• [EXERCISE DESCRIPTION]:
Reproduce, verbatim, the part of the records that opens with the line containing "list UI elements" and closes with the line containing "calendar-button[interactable]: 12 [424, 75, 445, 96]".

• [PROVIDED INFORMATION]:
• • • •

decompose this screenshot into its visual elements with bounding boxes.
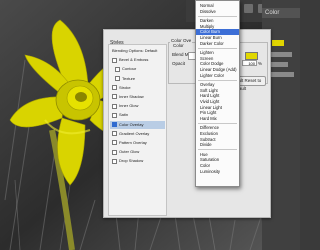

• • • •

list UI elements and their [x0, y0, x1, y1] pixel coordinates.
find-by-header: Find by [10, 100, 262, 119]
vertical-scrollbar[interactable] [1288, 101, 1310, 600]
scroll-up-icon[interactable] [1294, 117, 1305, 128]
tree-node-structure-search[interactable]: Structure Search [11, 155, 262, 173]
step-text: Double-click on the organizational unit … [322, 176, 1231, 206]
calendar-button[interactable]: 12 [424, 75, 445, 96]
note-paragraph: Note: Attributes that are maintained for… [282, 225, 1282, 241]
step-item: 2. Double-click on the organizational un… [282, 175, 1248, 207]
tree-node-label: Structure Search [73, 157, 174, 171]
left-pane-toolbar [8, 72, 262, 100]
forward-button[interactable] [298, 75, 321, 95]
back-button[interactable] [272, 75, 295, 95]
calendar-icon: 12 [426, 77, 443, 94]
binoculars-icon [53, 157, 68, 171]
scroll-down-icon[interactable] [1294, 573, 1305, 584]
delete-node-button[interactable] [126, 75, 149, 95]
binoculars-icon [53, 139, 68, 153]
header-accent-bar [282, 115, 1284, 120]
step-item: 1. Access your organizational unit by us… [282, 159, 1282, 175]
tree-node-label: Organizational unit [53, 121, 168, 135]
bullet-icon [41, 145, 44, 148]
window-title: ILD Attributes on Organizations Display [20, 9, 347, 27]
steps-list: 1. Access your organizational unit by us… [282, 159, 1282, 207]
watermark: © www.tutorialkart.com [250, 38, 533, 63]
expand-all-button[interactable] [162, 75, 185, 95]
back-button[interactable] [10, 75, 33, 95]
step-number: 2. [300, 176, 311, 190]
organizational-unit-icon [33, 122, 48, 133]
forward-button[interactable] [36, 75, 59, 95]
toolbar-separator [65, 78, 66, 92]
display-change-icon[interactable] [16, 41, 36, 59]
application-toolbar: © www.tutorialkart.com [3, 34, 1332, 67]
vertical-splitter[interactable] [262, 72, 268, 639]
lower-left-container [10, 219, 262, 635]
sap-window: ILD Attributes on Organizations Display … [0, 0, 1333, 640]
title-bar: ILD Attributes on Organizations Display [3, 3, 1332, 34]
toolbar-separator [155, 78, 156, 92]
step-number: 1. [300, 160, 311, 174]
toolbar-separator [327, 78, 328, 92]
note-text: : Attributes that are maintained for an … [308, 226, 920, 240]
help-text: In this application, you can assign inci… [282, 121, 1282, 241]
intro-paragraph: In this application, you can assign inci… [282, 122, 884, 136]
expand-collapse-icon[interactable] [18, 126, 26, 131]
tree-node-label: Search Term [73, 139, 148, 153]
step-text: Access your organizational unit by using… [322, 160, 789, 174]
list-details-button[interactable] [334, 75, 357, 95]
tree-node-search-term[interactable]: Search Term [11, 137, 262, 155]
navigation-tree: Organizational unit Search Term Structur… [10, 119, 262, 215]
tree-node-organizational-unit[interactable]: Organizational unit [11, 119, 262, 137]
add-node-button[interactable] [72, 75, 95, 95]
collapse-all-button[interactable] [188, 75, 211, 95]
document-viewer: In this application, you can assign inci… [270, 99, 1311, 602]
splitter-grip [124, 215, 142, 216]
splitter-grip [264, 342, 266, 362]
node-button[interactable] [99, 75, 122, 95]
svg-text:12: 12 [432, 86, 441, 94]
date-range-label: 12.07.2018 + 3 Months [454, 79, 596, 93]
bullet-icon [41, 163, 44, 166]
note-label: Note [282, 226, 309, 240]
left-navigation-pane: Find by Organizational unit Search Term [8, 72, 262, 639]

• • • •

• [SOLUTION FOR THIS TASK]:
list UI elements and their [x0, y0, x1, y1] pixel coordinates.
find-by-header: Find by [10, 100, 262, 119]
vertical-scrollbar[interactable] [1288, 101, 1310, 600]
scroll-up-icon[interactable] [1294, 117, 1305, 128]
tree-node-structure-search[interactable]: Structure Search [11, 155, 262, 173]
step-text: Double-click on the organizational unit … [322, 176, 1231, 206]
calendar-button[interactable]: 12 [424, 75, 445, 96]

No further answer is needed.